• What is expected: Report the number of lines where the string "rest" occurs, and write nothing else.

-- start --

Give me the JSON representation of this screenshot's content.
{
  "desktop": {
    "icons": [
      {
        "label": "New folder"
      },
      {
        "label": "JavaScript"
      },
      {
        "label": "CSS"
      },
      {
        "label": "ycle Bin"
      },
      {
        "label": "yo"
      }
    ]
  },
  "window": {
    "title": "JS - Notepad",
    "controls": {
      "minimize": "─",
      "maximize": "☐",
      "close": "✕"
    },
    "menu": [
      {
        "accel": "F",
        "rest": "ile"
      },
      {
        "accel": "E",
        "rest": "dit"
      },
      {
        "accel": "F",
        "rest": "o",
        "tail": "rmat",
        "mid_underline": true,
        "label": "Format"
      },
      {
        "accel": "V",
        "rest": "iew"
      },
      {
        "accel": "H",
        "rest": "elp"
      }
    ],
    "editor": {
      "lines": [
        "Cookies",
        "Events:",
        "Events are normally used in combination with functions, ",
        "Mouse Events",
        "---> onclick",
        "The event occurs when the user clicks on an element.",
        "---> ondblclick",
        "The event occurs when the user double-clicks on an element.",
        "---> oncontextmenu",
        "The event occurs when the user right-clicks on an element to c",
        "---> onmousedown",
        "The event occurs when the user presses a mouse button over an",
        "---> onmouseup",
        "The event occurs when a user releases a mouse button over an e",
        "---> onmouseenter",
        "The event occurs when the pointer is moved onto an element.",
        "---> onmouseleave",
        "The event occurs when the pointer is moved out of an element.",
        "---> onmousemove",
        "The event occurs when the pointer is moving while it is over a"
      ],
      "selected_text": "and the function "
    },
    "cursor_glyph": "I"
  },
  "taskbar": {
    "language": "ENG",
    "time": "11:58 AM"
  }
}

-- end --

• Full answer: 5